Return every line below as is, leaving out the pictures.

Data entries for graphics:
■ ■ ■ ■ ■ ■ ■

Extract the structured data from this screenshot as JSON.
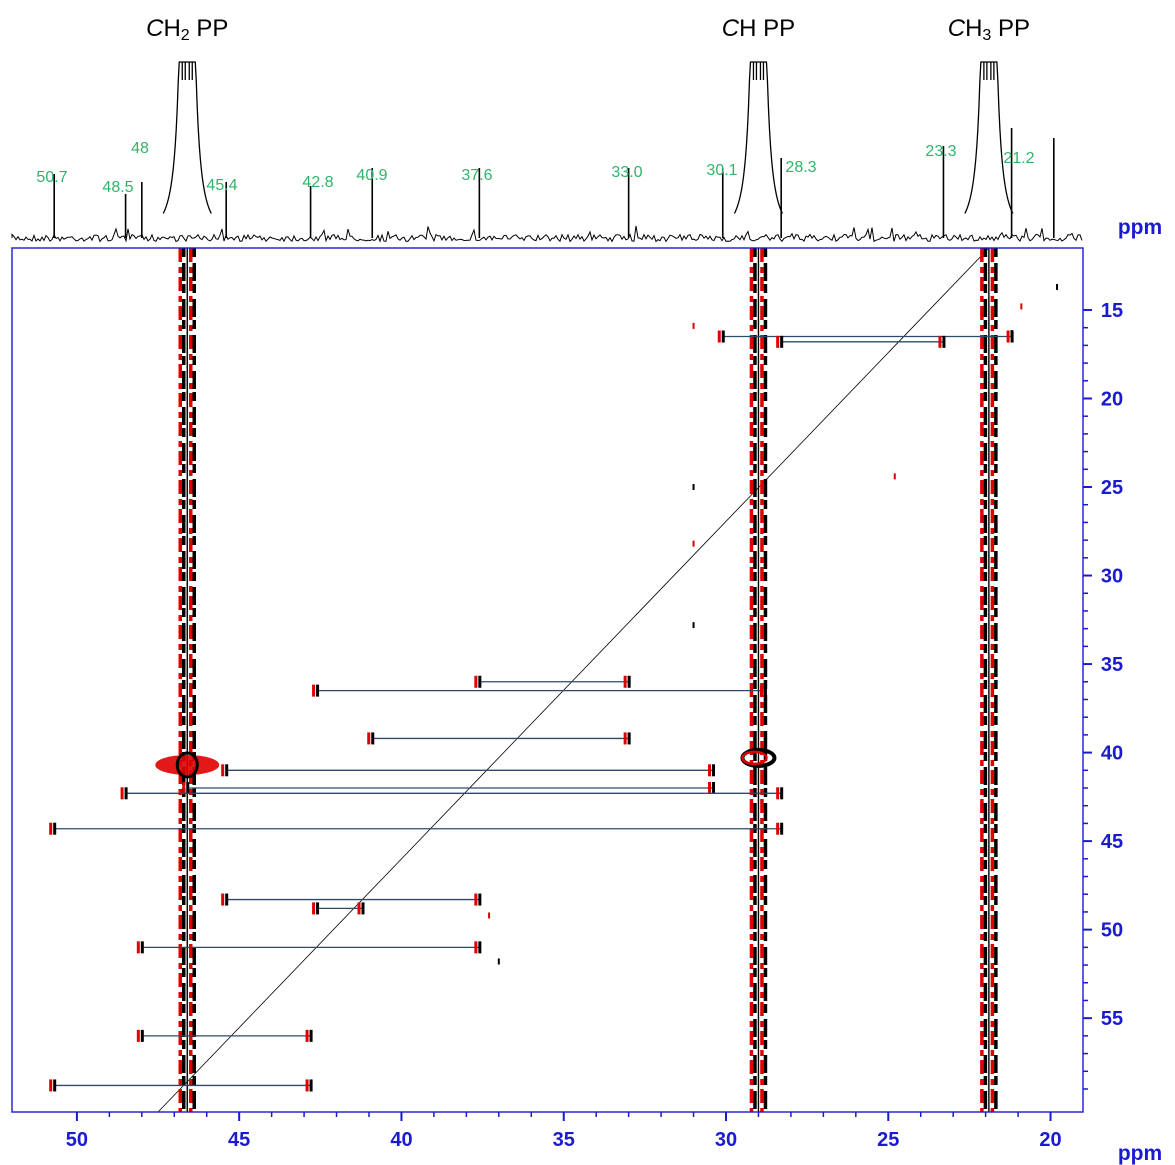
{
  "colors": {
    "axis": "#1a1ad0",
    "peak_label": "#2fb56a",
    "positive_contour": "#000000",
    "negative_contour": "#e00000",
    "correlation_line": "#2d4a6a",
    "spectrum": "#000000"
  },
  "chart_data": {
    "type": "scatter",
    "title": "",
    "group_labels": [
      {
        "id": "ch2",
        "prefix": "C",
        "rest": "H",
        "sub": "2",
        "suffix": " PP",
        "ppm": 46.6
      },
      {
        "id": "ch",
        "prefix": "C",
        "rest": "H",
        "sub": "",
        "suffix": " PP",
        "ppm": 29.0
      },
      {
        "id": "ch3",
        "prefix": "C",
        "rest": "H",
        "sub": "3",
        "suffix": " PP",
        "ppm": 21.9
      }
    ],
    "f2_axis": {
      "unit": "ppm",
      "range": [
        52.0,
        19.0
      ],
      "ticks": [
        "50",
        "45",
        "40",
        "35",
        "30",
        "25",
        "20"
      ]
    },
    "f1_axis": {
      "unit": "ppm",
      "range": [
        11.5,
        60.3
      ],
      "ticks": [
        "15",
        "20",
        "25",
        "30",
        "35",
        "40",
        "45",
        "50",
        "55"
      ]
    },
    "spectrum_peaks": [
      {
        "ppm": 50.7,
        "height": 0.32,
        "label": "50.7"
      },
      {
        "ppm": 48.5,
        "height": 0.22,
        "label": "48.5"
      },
      {
        "ppm": 48.0,
        "height": 0.28,
        "label": "48"
      },
      {
        "ppm": 45.4,
        "height": 0.28,
        "label": "45.4"
      },
      {
        "ppm": 42.8,
        "height": 0.26,
        "label": "42.8"
      },
      {
        "ppm": 40.9,
        "height": 0.35,
        "label": "40.9"
      },
      {
        "ppm": 37.6,
        "height": 0.35,
        "label": "37.6"
      },
      {
        "ppm": 33.0,
        "height": 0.35,
        "label": "33.0"
      },
      {
        "ppm": 30.1,
        "height": 0.35,
        "label": "30.1"
      },
      {
        "ppm": 28.3,
        "height": 0.4,
        "label": "28.3"
      },
      {
        "ppm": 23.3,
        "height": 0.46,
        "label": "23.3"
      },
      {
        "ppm": 21.2,
        "height": 0.55,
        "label": "21.2"
      },
      {
        "ppm": 19.9,
        "height": 0.5,
        "label": ""
      }
    ],
    "main_peaks_ppm": [
      46.6,
      29.0,
      21.9
    ],
    "correlations": [
      {
        "f1": 16.5,
        "from": 30.1,
        "to": 21.2
      },
      {
        "f1": 16.8,
        "from": 28.3,
        "to": 23.3
      },
      {
        "f1": 36.0,
        "from": 37.6,
        "to": 33.0
      },
      {
        "f1": 36.5,
        "from": 42.6,
        "to": 28.8
      },
      {
        "f1": 39.2,
        "from": 40.9,
        "to": 33.0
      },
      {
        "f1": 41.0,
        "from": 45.4,
        "to": 30.4
      },
      {
        "f1": 42.0,
        "from": 46.6,
        "to": 30.4
      },
      {
        "f1": 42.3,
        "from": 48.5,
        "to": 28.3
      },
      {
        "f1": 44.3,
        "from": 50.7,
        "to": 28.3
      },
      {
        "f1": 48.3,
        "from": 45.4,
        "to": 37.6
      },
      {
        "f1": 48.8,
        "from": 42.6,
        "to": 41.2
      },
      {
        "f1": 51.0,
        "from": 48.0,
        "to": 37.6
      },
      {
        "f1": 56.0,
        "from": 48.0,
        "to": 42.8
      },
      {
        "f1": 58.8,
        "from": 50.7,
        "to": 42.8
      }
    ],
    "isolated_spots": [
      {
        "f2": 19.8,
        "f1": 13.7
      },
      {
        "f2": 20.9,
        "f1": 14.8
      },
      {
        "f2": 21.2,
        "f1": 16.3
      },
      {
        "f2": 24.8,
        "f1": 24.4
      },
      {
        "f2": 31.0,
        "f1": 25.0
      },
      {
        "f2": 31.0,
        "f1": 28.2
      },
      {
        "f2": 31.0,
        "f1": 32.8
      },
      {
        "f2": 31.0,
        "f1": 15.9
      },
      {
        "f2": 37.0,
        "f1": 51.8
      },
      {
        "f2": 37.3,
        "f1": 49.2
      }
    ]
  }
}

■ ■ ■ ■ ■ ■ ■

### Full answer
Extract the structured data from this screenshot as JSON.
{
  "colors": {
    "axis": "#1a1ad0",
    "peak_label": "#2fb56a",
    "positive_contour": "#000000",
    "negative_contour": "#e00000",
    "correlation_line": "#2d4a6a",
    "spectrum": "#000000"
  },
  "chart_data": {
    "type": "scatter",
    "title": "",
    "group_labels": [
      {
        "id": "ch2",
        "prefix": "C",
        "rest": "H",
        "sub": "2",
        "suffix": " PP",
        "ppm": 46.6
      },
      {
        "id": "ch",
        "prefix": "C",
        "rest": "H",
        "sub": "",
        "suffix": " PP",
        "ppm": 29.0
      },
      {
        "id": "ch3",
        "prefix": "C",
        "rest": "H",
        "sub": "3",
        "suffix": " PP",
        "ppm": 21.9
      }
    ],
    "f2_axis": {
      "unit": "ppm",
      "range": [
        52.0,
        19.0
      ],
      "ticks": [
        "50",
        "45",
        "40",
        "35",
        "30",
        "25",
        "20"
      ]
    },
    "f1_axis": {
      "unit": "ppm",
      "range": [
        11.5,
        60.3
      ],
      "ticks": [
        "15",
        "20",
        "25",
        "30",
        "35",
        "40",
        "45",
        "50",
        "55"
      ]
    },
    "spectrum_peaks": [
      {
        "ppm": 50.7,
        "height": 0.32,
        "label": "50.7"
      },
      {
        "ppm": 48.5,
        "height": 0.22,
        "label": "48.5"
      },
      {
        "ppm": 48.0,
        "height": 0.28,
        "label": "48"
      },
      {
        "ppm": 45.4,
        "height": 0.28,
        "label": "45.4"
      },
      {
        "ppm": 42.8,
        "height": 0.26,
        "label": "42.8"
      },
      {
        "ppm": 40.9,
        "height": 0.35,
        "label": "40.9"
      },
      {
        "ppm": 37.6,
        "height": 0.35,
        "label": "37.6"
      },
      {
        "ppm": 33.0,
        "height": 0.35,
        "label": "33.0"
      },
      {
        "ppm": 30.1,
        "height": 0.35,
        "label": "30.1"
      },
      {
        "ppm": 28.3,
        "height": 0.4,
        "label": "28.3"
      },
      {
        "ppm": 23.3,
        "height": 0.46,
        "label": "23.3"
      },
      {
        "ppm": 21.2,
        "height": 0.55,
        "label": "21.2"
      },
      {
        "ppm": 19.9,
        "height": 0.5,
        "label": ""
      }
    ],
    "main_peaks_ppm": [
      46.6,
      29.0,
      21.9
    ],
    "correlations": [
      {
        "f1": 16.5,
        "from": 30.1,
        "to": 21.2
      },
      {
        "f1": 16.8,
        "from": 28.3,
        "to": 23.3
      },
      {
        "f1": 36.0,
        "from": 37.6,
        "to": 33.0
      },
      {
        "f1": 36.5,
        "from": 42.6,
        "to": 28.8
      },
      {
        "f1": 39.2,
        "from": 40.9,
        "to": 33.0
      },
      {
        "f1": 41.0,
        "from": 45.4,
        "to": 30.4
      },
      {
        "f1": 42.0,
        "from": 46.6,
        "to": 30.4
      },
      {
        "f1": 42.3,
        "from": 48.5,
        "to": 28.3
      },
      {
        "f1": 44.3,
        "from": 50.7,
        "to": 28.3
      },
      {
        "f1": 48.3,
        "from": 45.4,
        "to": 37.6
      },
      {
        "f1": 48.8,
        "from": 42.6,
        "to": 41.2
      },
      {
        "f1": 51.0,
        "from": 48.0,
        "to": 37.6
      },
      {
        "f1": 56.0,
        "from": 48.0,
        "to": 42.8
      },
      {
        "f1": 58.8,
        "from": 50.7,
        "to": 42.8
      }
    ],
    "isolated_spots": [
      {
        "f2": 19.8,
        "f1": 13.7
      },
      {
        "f2": 20.9,
        "f1": 14.8
      },
      {
        "f2": 21.2,
        "f1": 16.3
      },
      {
        "f2": 24.8,
        "f1": 24.4
      },
      {
        "f2": 31.0,
        "f1": 25.0
      },
      {
        "f2": 31.0,
        "f1": 28.2
      },
      {
        "f2": 31.0,
        "f1": 32.8
      },
      {
        "f2": 31.0,
        "f1": 15.9
      },
      {
        "f2": 37.0,
        "f1": 51.8
      },
      {
        "f2": 37.3,
        "f1": 49.2
      }
    ]
  }
}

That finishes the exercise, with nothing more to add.